Return the material exactly as supplied, apart from the pictures, which are omitted.

→ **Recorded data**
------------------------------------------------------------
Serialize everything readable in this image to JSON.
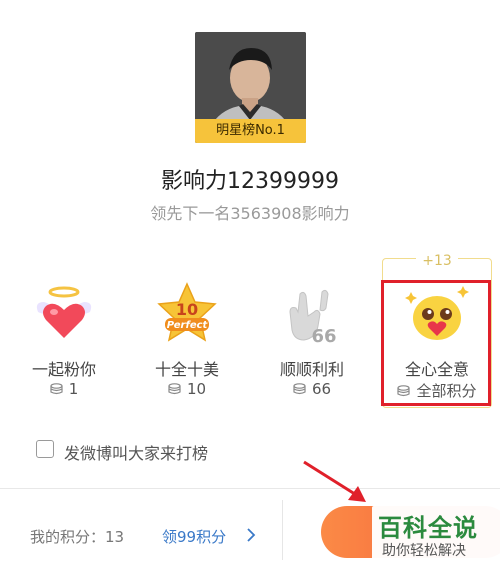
{
  "star": {
    "rank_badge": "明星榜No.1",
    "influence": "影响力12399999",
    "lead": "领先下一名3563908影响力"
  },
  "gifts": [
    {
      "label": "一起粉你",
      "price": "1",
      "icon": "winged-heart-icon"
    },
    {
      "label": "十全十美",
      "price": "10",
      "icon": "perfect-10-star-icon",
      "icon_text_top": "10",
      "icon_text_bottom": "Perfect"
    },
    {
      "label": "顺顺利利",
      "price": "66",
      "icon": "hand-66-icon",
      "icon_text": "66"
    },
    {
      "label": "全心全意",
      "price": "全部积分",
      "icon": "heart-eyes-emoji-icon",
      "selected": true,
      "plus_count": "+13"
    }
  ],
  "weibo": {
    "checked": false,
    "label": "发微博叫大家来打榜"
  },
  "footer": {
    "my_points": "我的积分：13",
    "claim_link": "领99积分"
  },
  "watermark": {
    "title": "百科全说",
    "subtitle": "助你轻松解决"
  },
  "colors": {
    "badge_yellow": "#f6c33b",
    "link_blue": "#3a79c8",
    "highlight_red": "#e0202a",
    "send_button_orange": "#f45b3a",
    "selected_border_gold": "#f1dc8d"
  }
}
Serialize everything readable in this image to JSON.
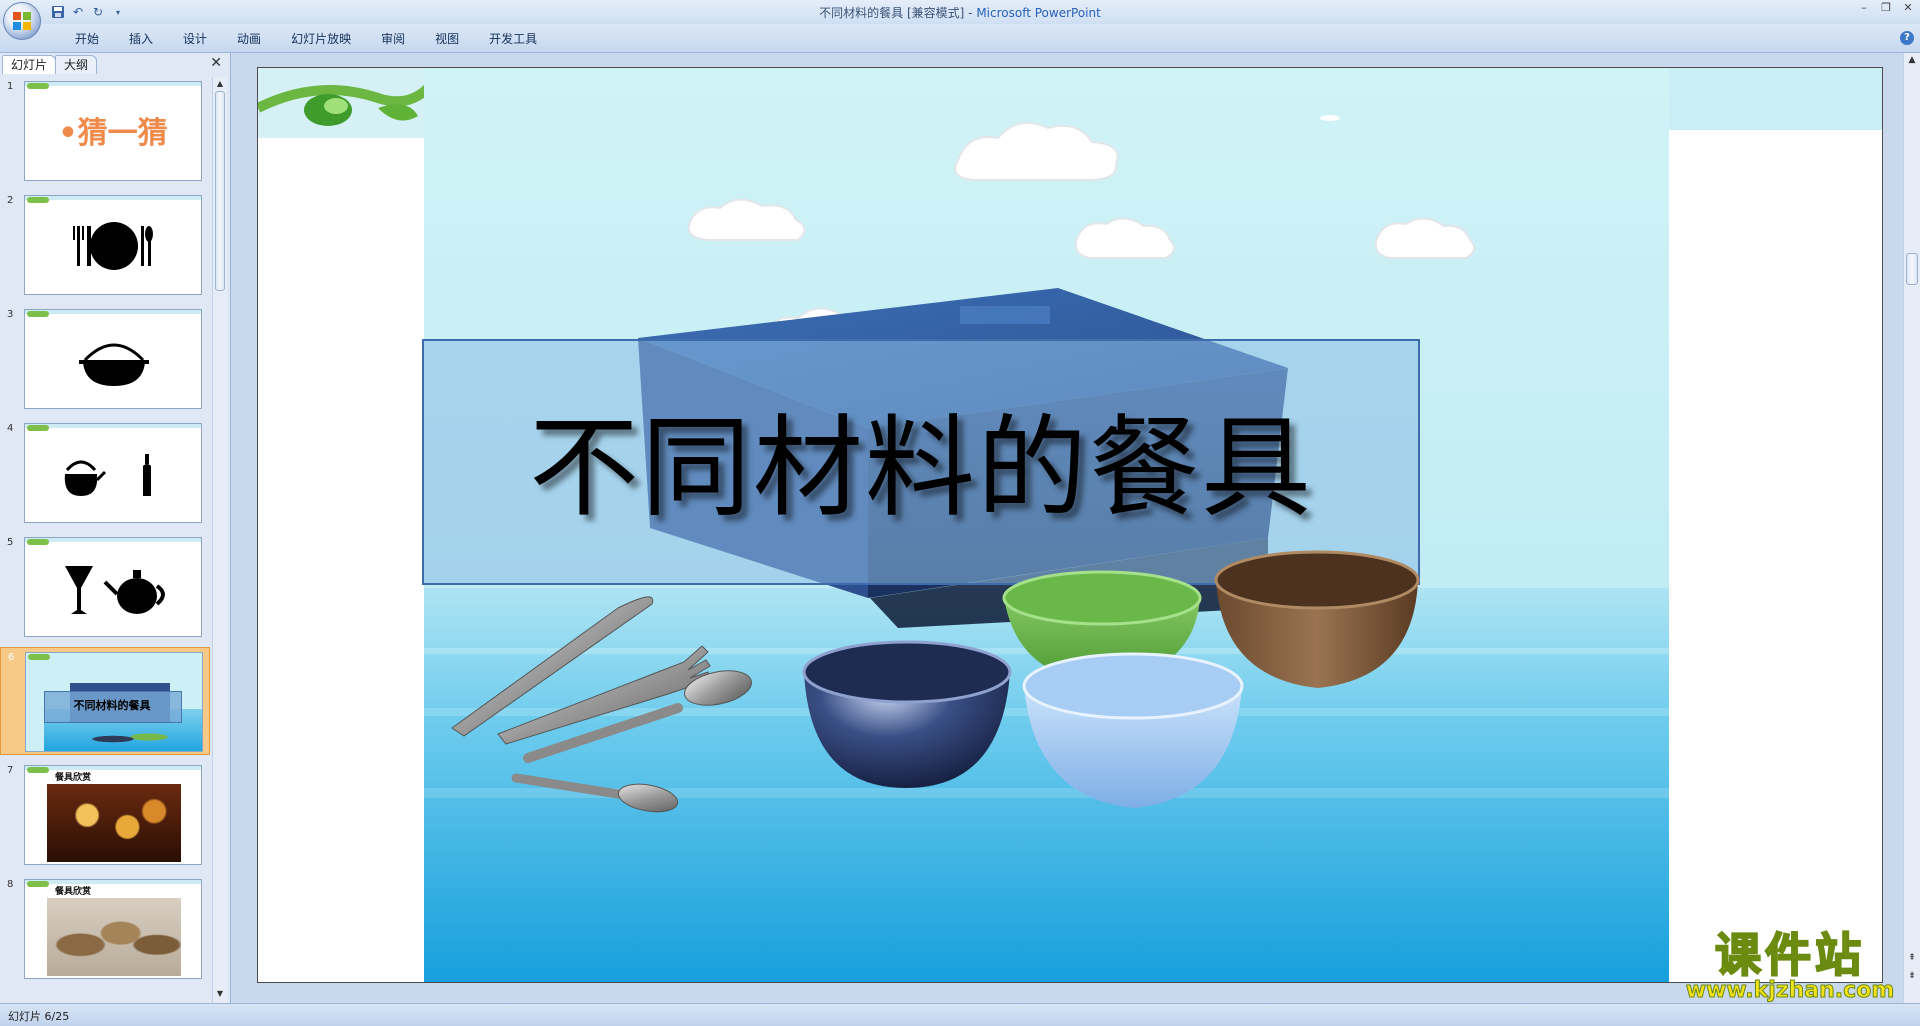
------------------------------------------------------------
→ **Reply to the task**
Serialize everything readable in this image to JSON.
{
  "star": {
    "rank_badge": "明星榜No.1",
    "influence": "影响力12399999",
    "lead": "领先下一名3563908影响力"
  },
  "gifts": [
    {
      "label": "一起粉你",
      "price": "1",
      "icon": "winged-heart-icon"
    },
    {
      "label": "十全十美",
      "price": "10",
      "icon": "perfect-10-star-icon",
      "icon_text_top": "10",
      "icon_text_bottom": "Perfect"
    },
    {
      "label": "顺顺利利",
      "price": "66",
      "icon": "hand-66-icon",
      "icon_text": "66"
    },
    {
      "label": "全心全意",
      "price": "全部积分",
      "icon": "heart-eyes-emoji-icon",
      "selected": true,
      "plus_count": "+13"
    }
  ],
  "weibo": {
    "checked": false,
    "label": "发微博叫大家来打榜"
  },
  "footer": {
    "my_points": "我的积分：13",
    "claim_link": "领99积分"
  },
  "watermark": {
    "title": "百科全说",
    "subtitle": "助你轻松解决"
  },
  "colors": {
    "badge_yellow": "#f6c33b",
    "link_blue": "#3a79c8",
    "highlight_red": "#e0202a",
    "send_button_orange": "#f45b3a",
    "selected_border_gold": "#f1dc8d"
  }
}
Serialize everything readable in this image to JSON.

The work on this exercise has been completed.